> Exercise
Return the whole listing exactly as it stands.

Stored data entries
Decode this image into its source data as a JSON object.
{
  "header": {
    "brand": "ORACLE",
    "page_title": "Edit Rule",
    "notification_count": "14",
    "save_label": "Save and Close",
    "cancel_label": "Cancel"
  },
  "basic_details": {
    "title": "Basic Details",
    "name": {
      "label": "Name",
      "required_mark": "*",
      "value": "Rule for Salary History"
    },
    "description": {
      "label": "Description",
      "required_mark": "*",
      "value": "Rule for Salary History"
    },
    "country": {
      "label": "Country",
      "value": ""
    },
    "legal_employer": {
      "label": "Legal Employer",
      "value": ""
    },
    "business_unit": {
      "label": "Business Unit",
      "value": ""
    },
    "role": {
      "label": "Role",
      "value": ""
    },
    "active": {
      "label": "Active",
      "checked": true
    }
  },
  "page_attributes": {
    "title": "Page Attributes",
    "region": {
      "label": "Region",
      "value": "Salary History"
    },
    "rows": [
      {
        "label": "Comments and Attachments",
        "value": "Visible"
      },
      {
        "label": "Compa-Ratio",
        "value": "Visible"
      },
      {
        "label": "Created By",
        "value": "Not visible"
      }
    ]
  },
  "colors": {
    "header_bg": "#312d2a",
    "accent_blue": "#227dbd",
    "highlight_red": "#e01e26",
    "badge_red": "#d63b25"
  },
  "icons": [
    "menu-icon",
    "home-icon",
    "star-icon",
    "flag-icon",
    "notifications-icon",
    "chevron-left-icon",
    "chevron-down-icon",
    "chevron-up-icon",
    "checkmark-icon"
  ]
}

> Finished answer
Decode this image into its source data as a JSON object.
{
  "header": {
    "brand": "ORACLE",
    "page_title": "Edit Rule",
    "notification_count": "14",
    "save_label": "Save and Close",
    "cancel_label": "Cancel"
  },
  "basic_details": {
    "title": "Basic Details",
    "name": {
      "label": "Name",
      "required_mark": "*",
      "value": "Rule for Salary History"
    },
    "description": {
      "label": "Description",
      "required_mark": "*",
      "value": "Rule for Salary History"
    },
    "country": {
      "label": "Country",
      "value": ""
    },
    "legal_employer": {
      "label": "Legal Employer",
      "value": ""
    },
    "business_unit": {
      "label": "Business Unit",
      "value": ""
    },
    "role": {
      "label": "Role",
      "value": ""
    },
    "active": {
      "label": "Active",
      "checked": true
    }
  },
  "page_attributes": {
    "title": "Page Attributes",
    "region": {
      "label": "Region",
      "value": "Salary History"
    },
    "rows": [
      {
        "label": "Comments and Attachments",
        "value": "Visible"
      },
      {
        "label": "Compa-Ratio",
        "value": "Visible"
      },
      {
        "label": "Created By",
        "value": "Not visible"
      }
    ]
  },
  "colors": {
    "header_bg": "#312d2a",
    "accent_blue": "#227dbd",
    "highlight_red": "#e01e26",
    "badge_red": "#d63b25"
  },
  "icons": [
    "menu-icon",
    "home-icon",
    "star-icon",
    "flag-icon",
    "notifications-icon",
    "chevron-left-icon",
    "chevron-down-icon",
    "chevron-up-icon",
    "checkmark-icon"
  ]
}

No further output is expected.